Data entries
___

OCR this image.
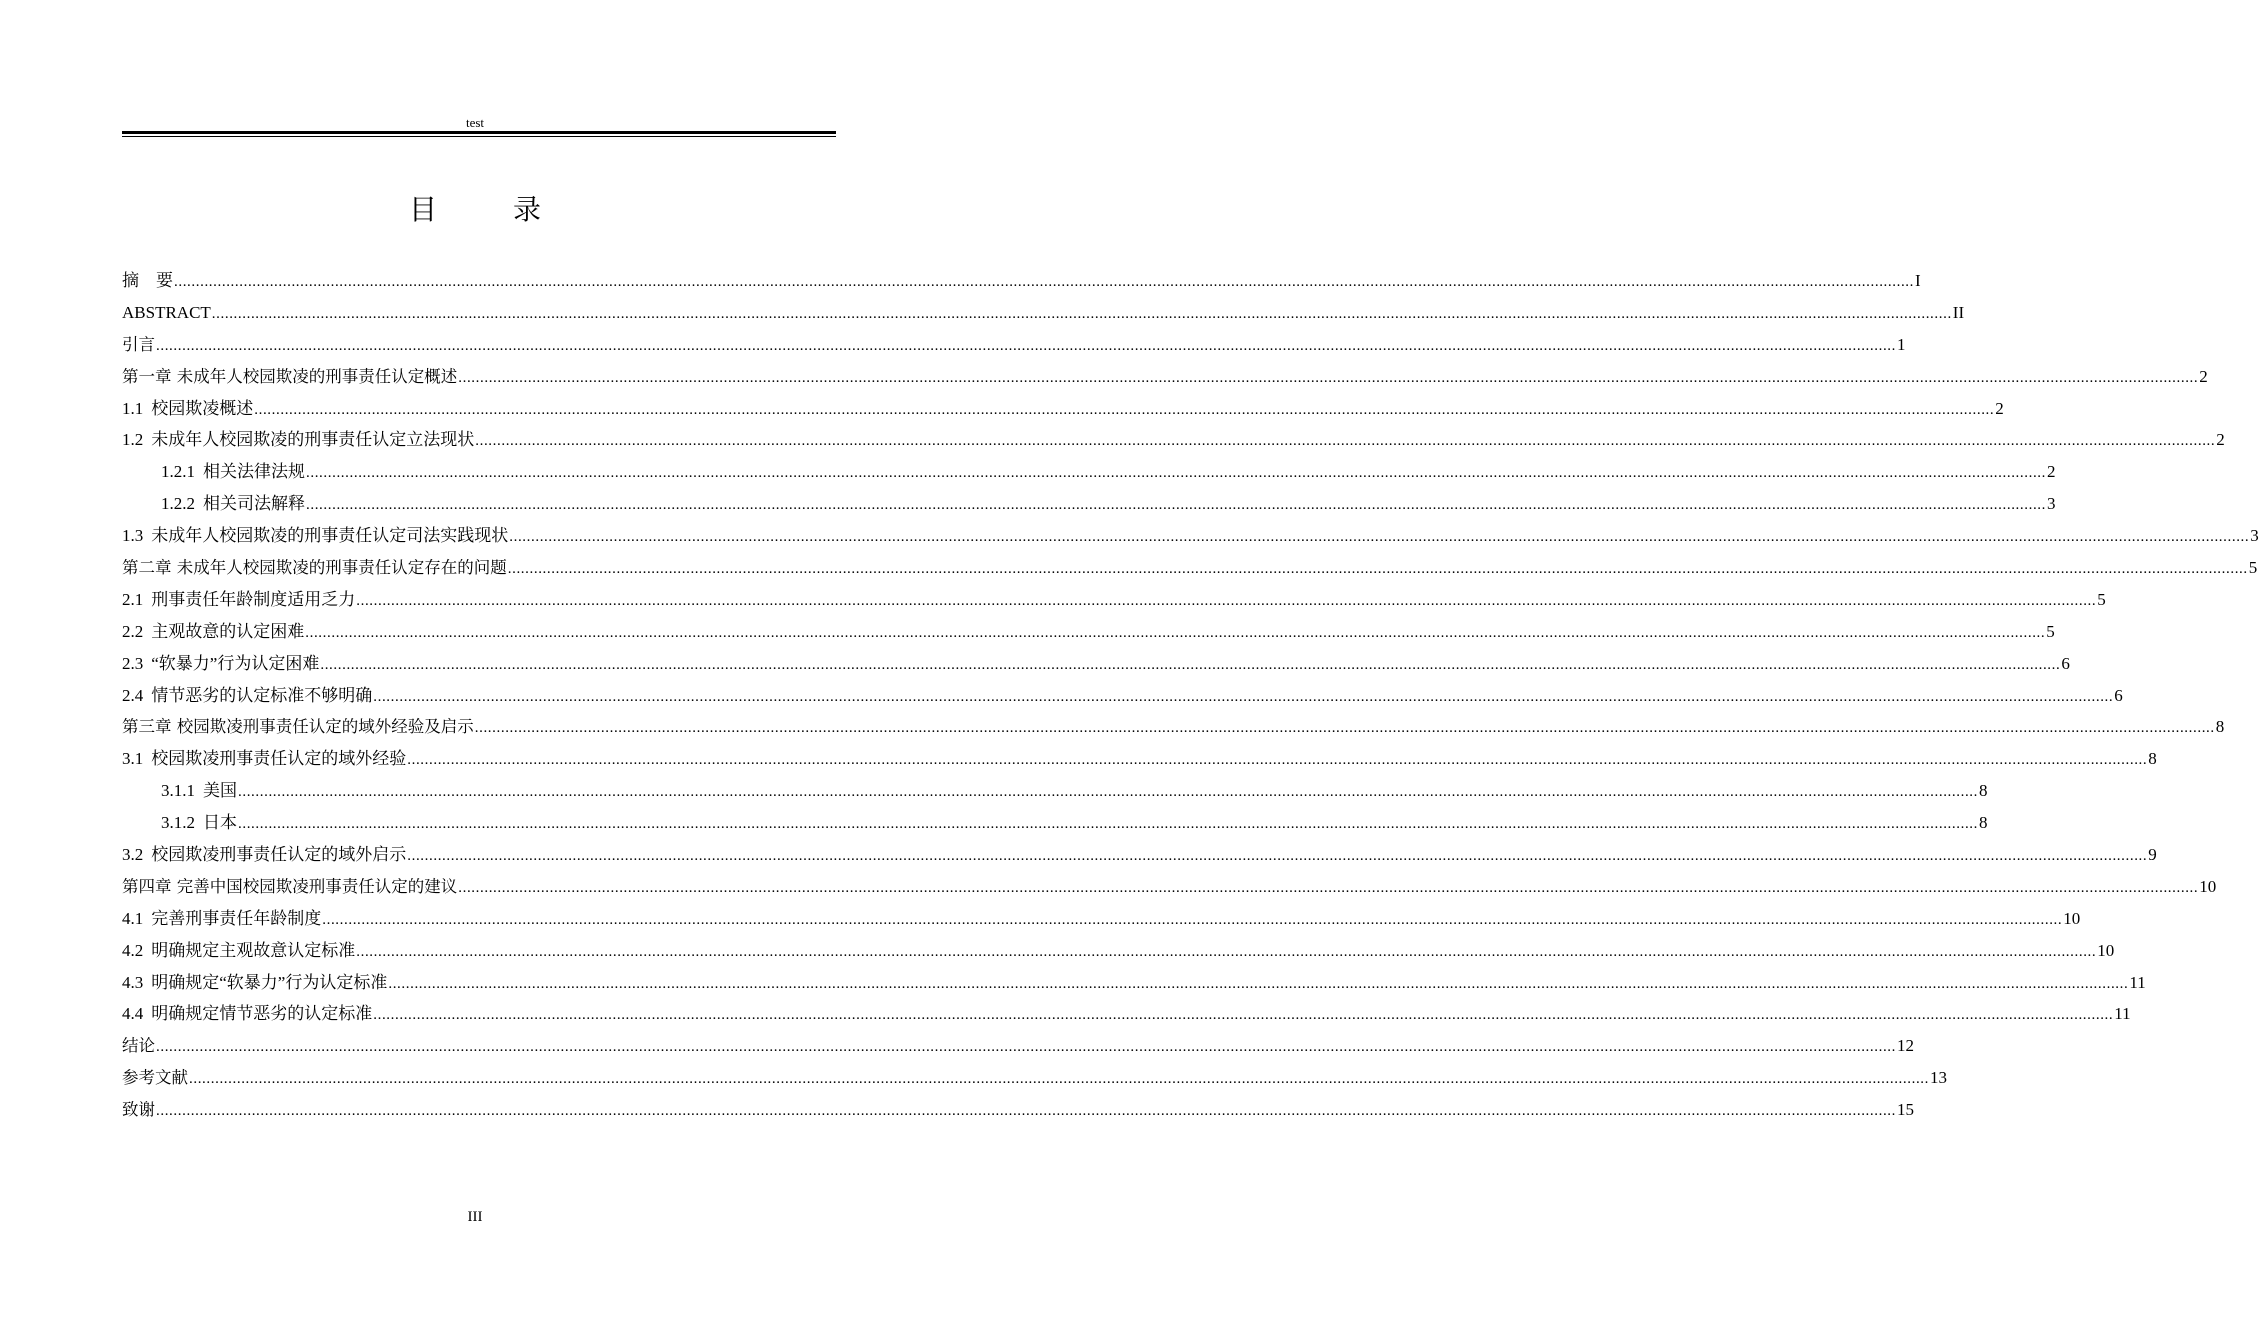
test
目　录
摘　要 ................................................................................................................................................................................................................................................................................................................................................................................................................ I
ABSTRACT ................................................................................................................................................................................................................................................................................................................................................................................................................ II
引言 ................................................................................................................................................................................................................................................................................................................................................................................................................ 1
第一章 未成年人校园欺凌的刑事责任认定概述 ................................................................................................................................................................................................................................................................................................................................................................................................................ 2
1.1 校园欺凌概述 ................................................................................................................................................................................................................................................................................................................................................................................................................ 2
1.2 未成年人校园欺凌的刑事责任认定立法现状 ................................................................................................................................................................................................................................................................................................................................................................................................................ 2
1.2.1 相关法律法规 ................................................................................................................................................................................................................................................................................................................................................................................................................ 2
1.2.2 相关司法解释 ................................................................................................................................................................................................................................................................................................................................................................................................................ 3
1.3 未成年人校园欺凌的刑事责任认定司法实践现状 ................................................................................................................................................................................................................................................................................................................................................................................................................ 3
第二章 未成年人校园欺凌的刑事责任认定存在的问题 ................................................................................................................................................................................................................................................................................................................................................................................................................ 5
2.1 刑事责任年龄制度适用乏力 ................................................................................................................................................................................................................................................................................................................................................................................................................ 5
2.2 主观故意的认定困难 ................................................................................................................................................................................................................................................................................................................................................................................................................ 5
2.3 “软暴力”行为认定困难 ................................................................................................................................................................................................................................................................................................................................................................................................................ 6
2.4 情节恶劣的认定标准不够明确 ................................................................................................................................................................................................................................................................................................................................................................................................................ 6
第三章 校园欺凌刑事责任认定的域外经验及启示 ................................................................................................................................................................................................................................................................................................................................................................................................................ 8
3.1 校园欺凌刑事责任认定的域外经验 ................................................................................................................................................................................................................................................................................................................................................................................................................ 8
3.1.1 美国 ................................................................................................................................................................................................................................................................................................................................................................................................................ 8
3.1.2 日本 ................................................................................................................................................................................................................................................................................................................................................................................................................ 8
3.2 校园欺凌刑事责任认定的域外启示 ................................................................................................................................................................................................................................................................................................................................................................................................................ 9
第四章 完善中国校园欺凌刑事责任认定的建议 ................................................................................................................................................................................................................................................................................................................................................................................................................ 10
4.1 完善刑事责任年龄制度 ................................................................................................................................................................................................................................................................................................................................................................................................................ 10
4.2 明确规定主观故意认定标准 ................................................................................................................................................................................................................................................................................................................................................................................................................ 10
4.3 明确规定“软暴力”行为认定标准 ................................................................................................................................................................................................................................................................................................................................................................................................................ 11
4.4 明确规定情节恶劣的认定标准 ................................................................................................................................................................................................................................................................................................................................................................................................................ 11
结论 ................................................................................................................................................................................................................................................................................................................................................................................................................ 12
参考文献 ................................................................................................................................................................................................................................................................................................................................................................................................................ 13
致谢 ................................................................................................................................................................................................................................................................................................................................................................................................................ 15
III
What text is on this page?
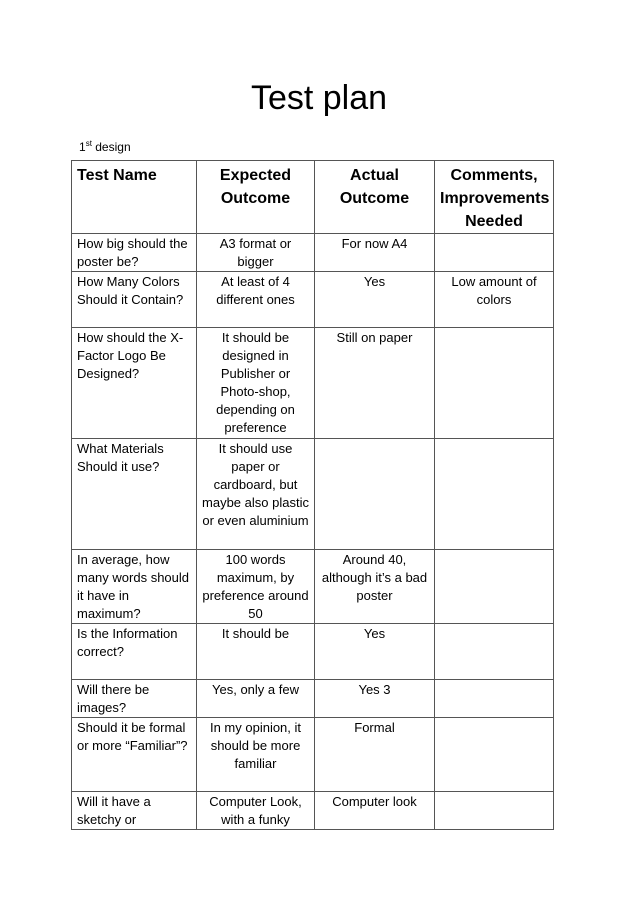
Test plan
1st design
Test Name	Expected Outcome	Actual Outcome	Comments, Improvements Needed
How big should the poster be?	A3 format or bigger	For now A4	
How Many Colors Should it Contain?	At least of 4 different ones	Yes	Low amount of colors
How should the X-Factor Logo Be Designed?	It should be designed in Publisher or Photo-shop, depending on preference	Still on paper	
What Materials Should it use?	It should use paper or cardboard, but maybe also plastic or even aluminium		
In average, how many words should it have in maximum?	100 words maximum, by preference around 50	Around 40, although it’s a bad poster	
Is the Information correct?	It should be	Yes	
Will there be images?	Yes, only a few	Yes 3	
Should it be formal or more “Familiar”?	In my opinion, it should be more familiar	Formal	
Will it have a sketchy or	Computer Look, with a funky	Computer look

___

:: TASK DETAILS ::
Search the entries for the word "have" and copy every line that has it.

:: EXPECTED ANSWER ::
In average, how many words should it have in maximum?	100 words maximum, by preference around 50	Around 40, although it’s a bad poster	
Will it have a sketchy or	Computer Look, with a funky	Computer look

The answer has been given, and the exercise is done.